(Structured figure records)
################

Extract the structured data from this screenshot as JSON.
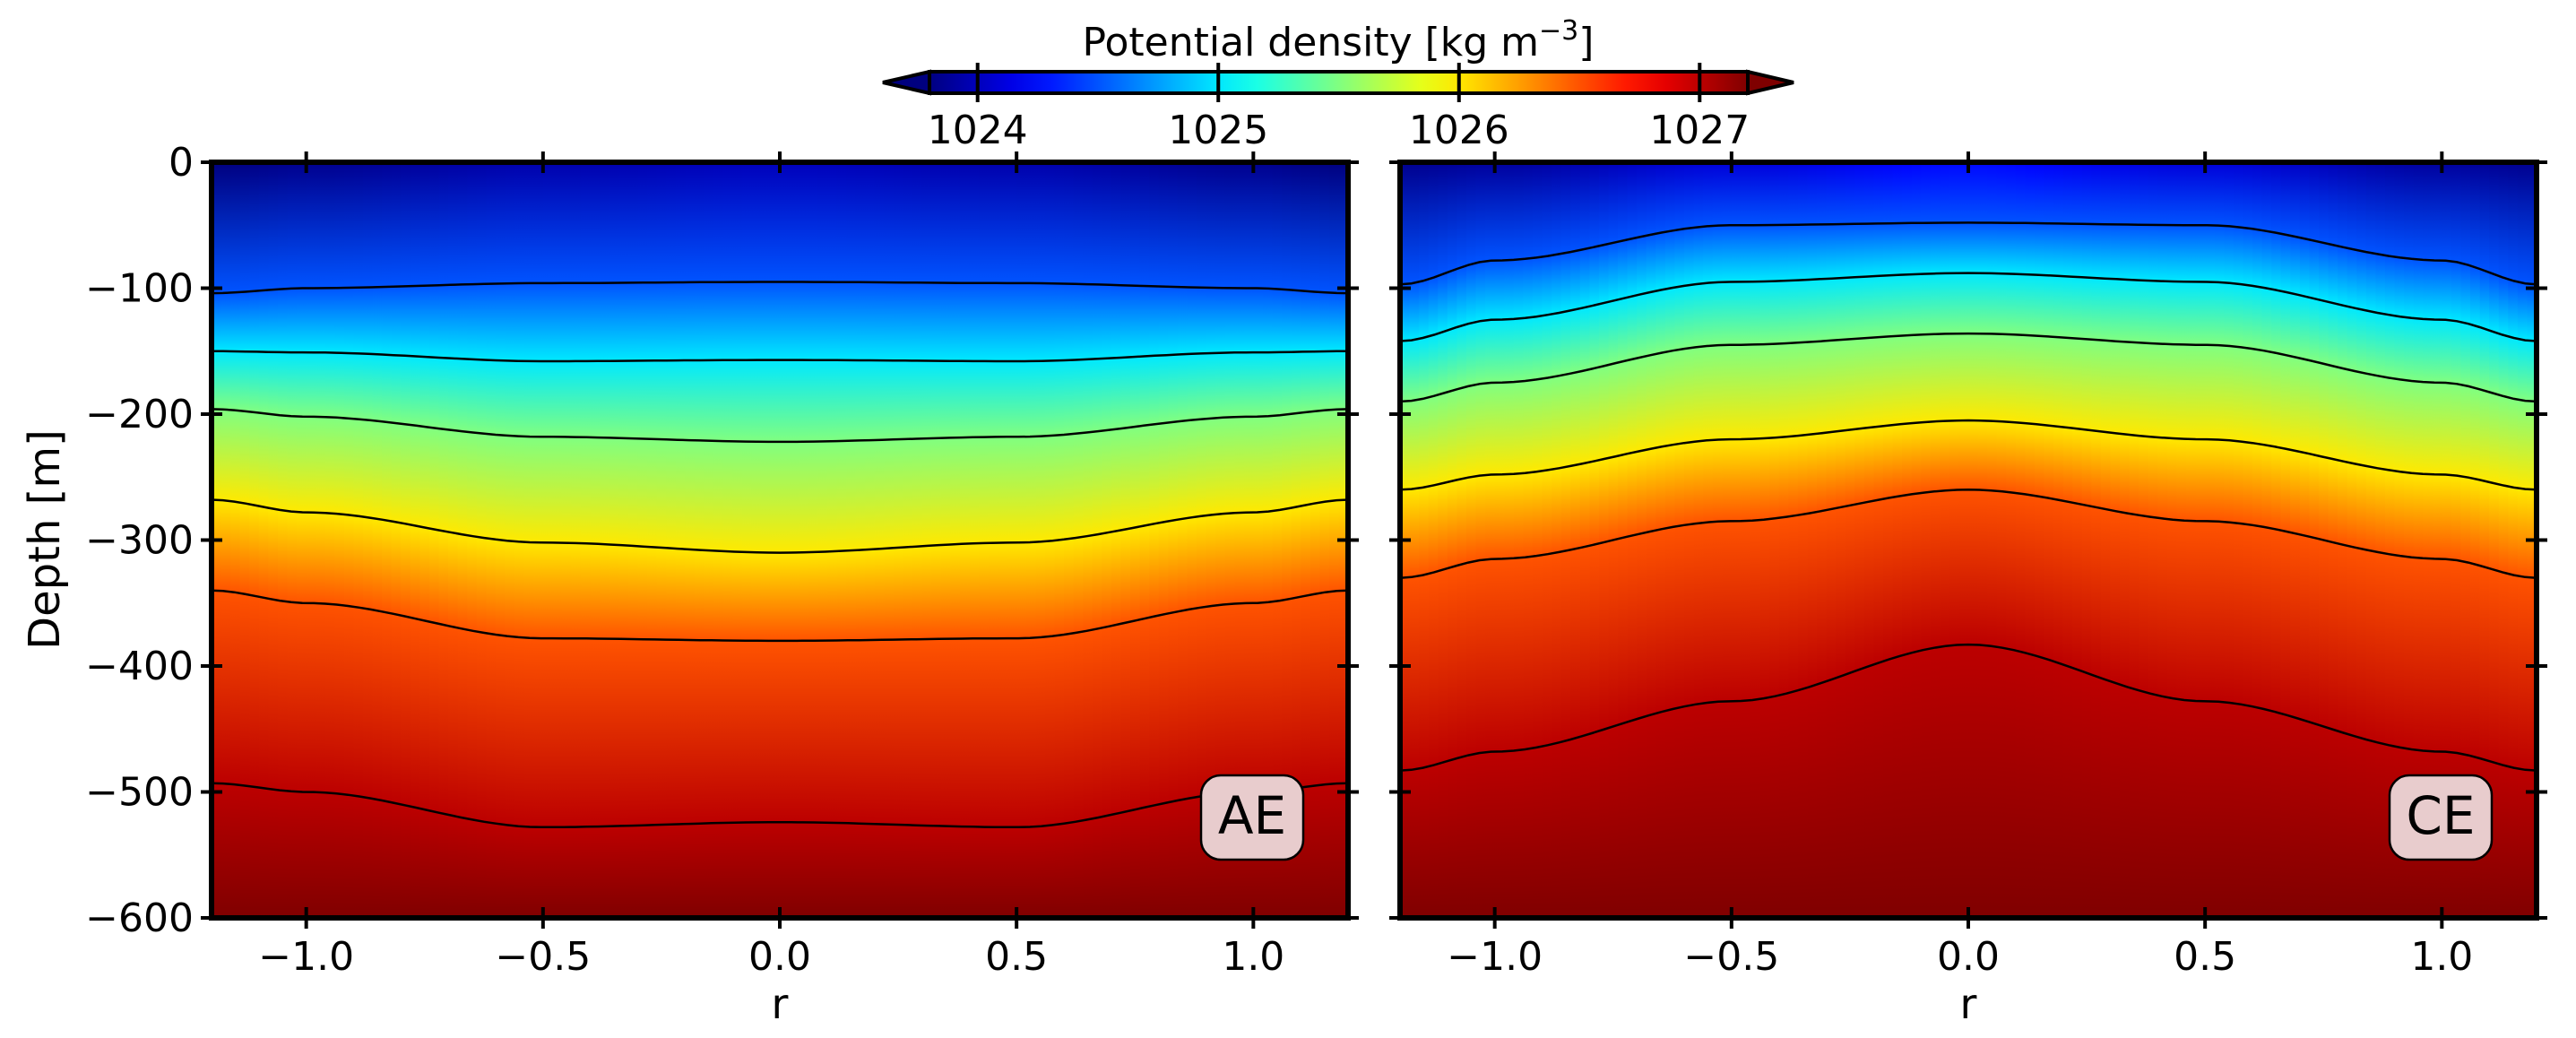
{
  "figure": {
    "colorbar": {
      "label_main": "Potential density [kg m",
      "label_exp": "−3",
      "label_end": "]",
      "range": [
        1023.8,
        1027.2
      ],
      "ticks": [
        1024,
        1025,
        1026,
        1027
      ],
      "tick_labels": [
        "1024",
        "1025",
        "1026",
        "1027"
      ],
      "colormap": "jet",
      "extend": "both"
    },
    "shared": {
      "ylabel": "Depth [m]",
      "xlabel": "r"
    }
  },
  "chart_data": [
    {
      "type": "contour",
      "panel_label": "AE",
      "xlabel": "r",
      "ylabel": "Depth [m]",
      "xlim": [
        -1.2,
        1.2
      ],
      "ylim": [
        -600,
        0
      ],
      "xticks": [
        -1.0,
        -0.5,
        0.0,
        0.5,
        1.0
      ],
      "xtick_labels": [
        "−1.0",
        "−0.5",
        "0.0",
        "0.5",
        "1.0"
      ],
      "yticks": [
        0,
        -100,
        -200,
        -300,
        -400,
        -500,
        -600
      ],
      "ytick_labels": [
        "0",
        "−100",
        "−200",
        "−300",
        "−400",
        "−500",
        "−600"
      ],
      "x": [
        -1.2,
        -1.0,
        -0.5,
        0.0,
        0.5,
        1.0,
        1.2
      ],
      "contours": [
        {
          "level": 1024.5,
          "depth": [
            -104,
            -100,
            -96,
            -95,
            -96,
            -100,
            -104
          ]
        },
        {
          "level": 1025.0,
          "depth": [
            -150,
            -151,
            -158,
            -157,
            -158,
            -151,
            -150
          ]
        },
        {
          "level": 1025.5,
          "depth": [
            -196,
            -202,
            -218,
            -222,
            -218,
            -202,
            -196
          ]
        },
        {
          "level": 1026.0,
          "depth": [
            -268,
            -278,
            -302,
            -310,
            -302,
            -278,
            -268
          ]
        },
        {
          "level": 1026.5,
          "depth": [
            -340,
            -350,
            -378,
            -380,
            -378,
            -350,
            -340
          ]
        },
        {
          "level": 1027.0,
          "depth": [
            -493,
            -500,
            -528,
            -524,
            -528,
            -500,
            -493
          ]
        }
      ],
      "surface_density": [
        1023.8,
        1023.85,
        1023.95,
        1024.0,
        1023.95,
        1023.85,
        1023.8
      ],
      "bottom_density": 1027.2
    },
    {
      "type": "contour",
      "panel_label": "CE",
      "xlabel": "r",
      "ylabel": "",
      "xlim": [
        -1.2,
        1.2
      ],
      "ylim": [
        -600,
        0
      ],
      "xticks": [
        -1.0,
        -0.5,
        0.0,
        0.5,
        1.0
      ],
      "xtick_labels": [
        "−1.0",
        "−0.5",
        "0.0",
        "0.5",
        "1.0"
      ],
      "yticks": [
        0,
        -100,
        -200,
        -300,
        -400,
        -500,
        -600
      ],
      "x": [
        -1.2,
        -1.0,
        -0.5,
        0.0,
        0.5,
        1.0,
        1.2
      ],
      "contours": [
        {
          "level": 1024.5,
          "depth": [
            -97,
            -78,
            -50,
            -48,
            -50,
            -78,
            -97
          ]
        },
        {
          "level": 1025.0,
          "depth": [
            -142,
            -125,
            -95,
            -88,
            -95,
            -125,
            -142
          ]
        },
        {
          "level": 1025.5,
          "depth": [
            -190,
            -175,
            -145,
            -136,
            -145,
            -175,
            -190
          ]
        },
        {
          "level": 1026.0,
          "depth": [
            -260,
            -248,
            -220,
            -205,
            -220,
            -248,
            -260
          ]
        },
        {
          "level": 1026.5,
          "depth": [
            -330,
            -315,
            -285,
            -260,
            -285,
            -315,
            -330
          ]
        },
        {
          "level": 1027.0,
          "depth": [
            -483,
            -468,
            -428,
            -383,
            -428,
            -468,
            -483
          ]
        }
      ],
      "surface_density": [
        1023.85,
        1023.9,
        1024.1,
        1024.25,
        1024.1,
        1023.9,
        1023.85
      ],
      "bottom_density": 1027.2
    }
  ]
}
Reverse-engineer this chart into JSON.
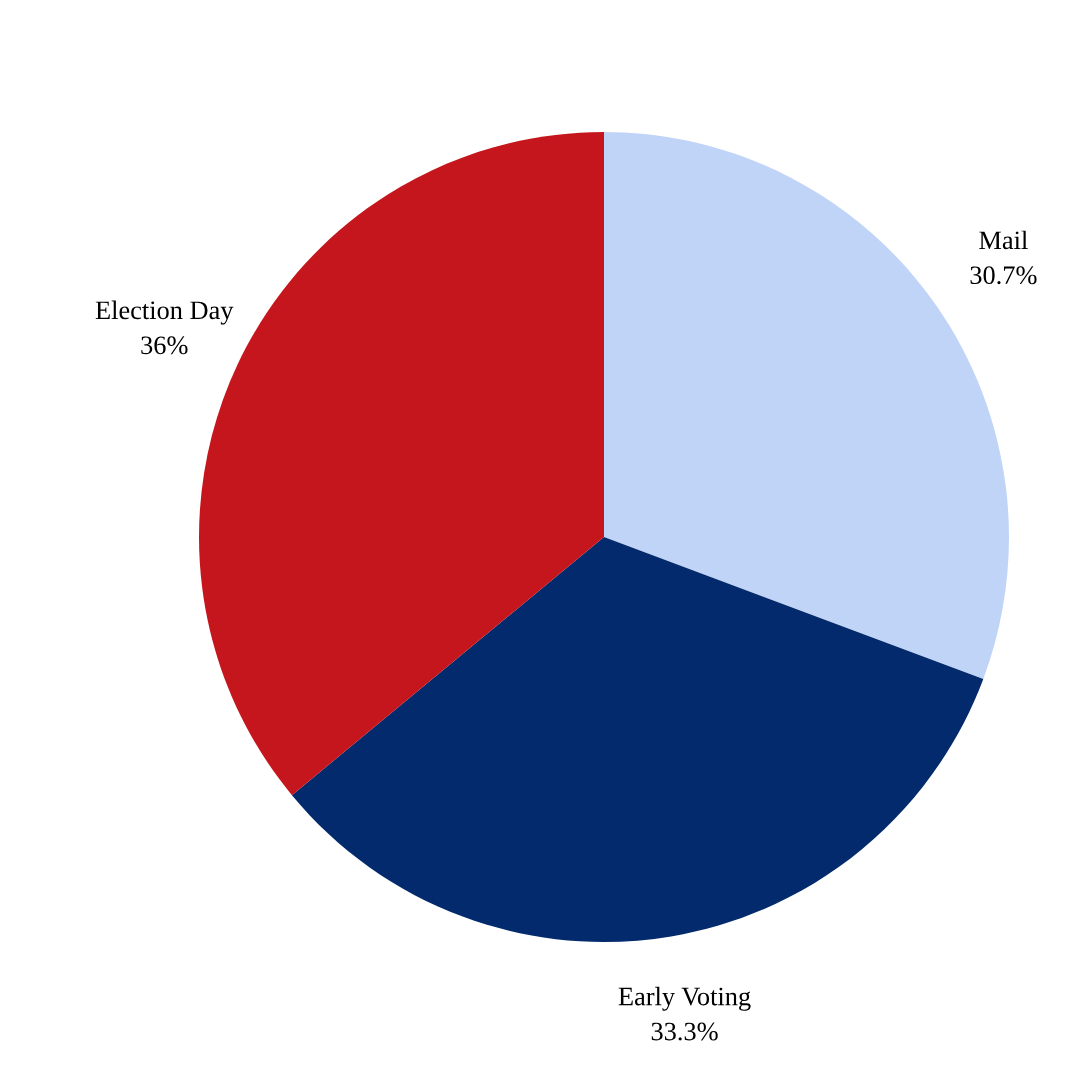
{
  "chart_data": {
    "type": "pie",
    "categories": [
      "Mail",
      "Early Voting",
      "Election Day"
    ],
    "values": [
      30.7,
      33.3,
      36
    ],
    "value_labels": [
      "30.7%",
      "33.3%",
      "36%"
    ],
    "colors": [
      "#c0d4f8",
      "#022a6c",
      "#c5161d"
    ],
    "legend": false
  }
}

################

> **Required task**: Reproduce each entry precisely. Leave the pictures out.

> **Response to this exercise**:
Extract the structured data from this screenshot as JSON.
{
  "figure": {
    "colorbar": {
      "label_main": "Potential density [kg m",
      "label_exp": "−3",
      "label_end": "]",
      "range": [
        1023.8,
        1027.2
      ],
      "ticks": [
        1024,
        1025,
        1026,
        1027
      ],
      "tick_labels": [
        "1024",
        "1025",
        "1026",
        "1027"
      ],
      "colormap": "jet",
      "extend": "both"
    },
    "shared": {
      "ylabel": "Depth [m]",
      "xlabel": "r"
    }
  },
  "chart_data": [
    {
      "type": "contour",
      "panel_label": "AE",
      "xlabel": "r",
      "ylabel": "Depth [m]",
      "xlim": [
        -1.2,
        1.2
      ],
      "ylim": [
        -600,
        0
      ],
      "xticks": [
        -1.0,
        -0.5,
        0.0,
        0.5,
        1.0
      ],
      "xtick_labels": [
        "−1.0",
        "−0.5",
        "0.0",
        "0.5",
        "1.0"
      ],
      "yticks": [
        0,
        -100,
        -200,
        -300,
        -400,
        -500,
        -600
      ],
      "ytick_labels": [
        "0",
        "−100",
        "−200",
        "−300",
        "−400",
        "−500",
        "−600"
      ],
      "x": [
        -1.2,
        -1.0,
        -0.5,
        0.0,
        0.5,
        1.0,
        1.2
      ],
      "contours": [
        {
          "level": 1024.5,
          "depth": [
            -104,
            -100,
            -96,
            -95,
            -96,
            -100,
            -104
          ]
        },
        {
          "level": 1025.0,
          "depth": [
            -150,
            -151,
            -158,
            -157,
            -158,
            -151,
            -150
          ]
        },
        {
          "level": 1025.5,
          "depth": [
            -196,
            -202,
            -218,
            -222,
            -218,
            -202,
            -196
          ]
        },
        {
          "level": 1026.0,
          "depth": [
            -268,
            -278,
            -302,
            -310,
            -302,
            -278,
            -268
          ]
        },
        {
          "level": 1026.5,
          "depth": [
            -340,
            -350,
            -378,
            -380,
            -378,
            -350,
            -340
          ]
        },
        {
          "level": 1027.0,
          "depth": [
            -493,
            -500,
            -528,
            -524,
            -528,
            -500,
            -493
          ]
        }
      ],
      "surface_density": [
        1023.8,
        1023.85,
        1023.95,
        1024.0,
        1023.95,
        1023.85,
        1023.8
      ],
      "bottom_density": 1027.2
    },
    {
      "type": "contour",
      "panel_label": "CE",
      "xlabel": "r",
      "ylabel": "",
      "xlim": [
        -1.2,
        1.2
      ],
      "ylim": [
        -600,
        0
      ],
      "xticks": [
        -1.0,
        -0.5,
        0.0,
        0.5,
        1.0
      ],
      "xtick_labels": [
        "−1.0",
        "−0.5",
        "0.0",
        "0.5",
        "1.0"
      ],
      "yticks": [
        0,
        -100,
        -200,
        -300,
        -400,
        -500,
        -600
      ],
      "x": [
        -1.2,
        -1.0,
        -0.5,
        0.0,
        0.5,
        1.0,
        1.2
      ],
      "contours": [
        {
          "level": 1024.5,
          "depth": [
            -97,
            -78,
            -50,
            -48,
            -50,
            -78,
            -97
          ]
        },
        {
          "level": 1025.0,
          "depth": [
            -142,
            -125,
            -95,
            -88,
            -95,
            -125,
            -142
          ]
        },
        {
          "level": 1025.5,
          "depth": [
            -190,
            -175,
            -145,
            -136,
            -145,
            -175,
            -190
          ]
        },
        {
          "level": 1026.0,
          "depth": [
            -260,
            -248,
            -220,
            -205,
            -220,
            -248,
            -260
          ]
        },
        {
          "level": 1026.5,
          "depth": [
            -330,
            -315,
            -285,
            -260,
            -285,
            -315,
            -330
          ]
        },
        {
          "level": 1027.0,
          "depth": [
            -483,
            -468,
            -428,
            -383,
            -428,
            -468,
            -483
          ]
        }
      ],
      "surface_density": [
        1023.85,
        1023.9,
        1024.1,
        1024.25,
        1024.1,
        1023.9,
        1023.85
      ],
      "bottom_density": 1027.2
    }
  ]
}
Reverse-engineer this chart into JSON.
{
  "chart_data": {
    "type": "pie",
    "categories": [
      "Mail",
      "Early Voting",
      "Election Day"
    ],
    "values": [
      30.7,
      33.3,
      36
    ],
    "value_labels": [
      "30.7%",
      "33.3%",
      "36%"
    ],
    "colors": [
      "#c0d4f8",
      "#022a6c",
      "#c5161d"
    ],
    "legend": false
  }
}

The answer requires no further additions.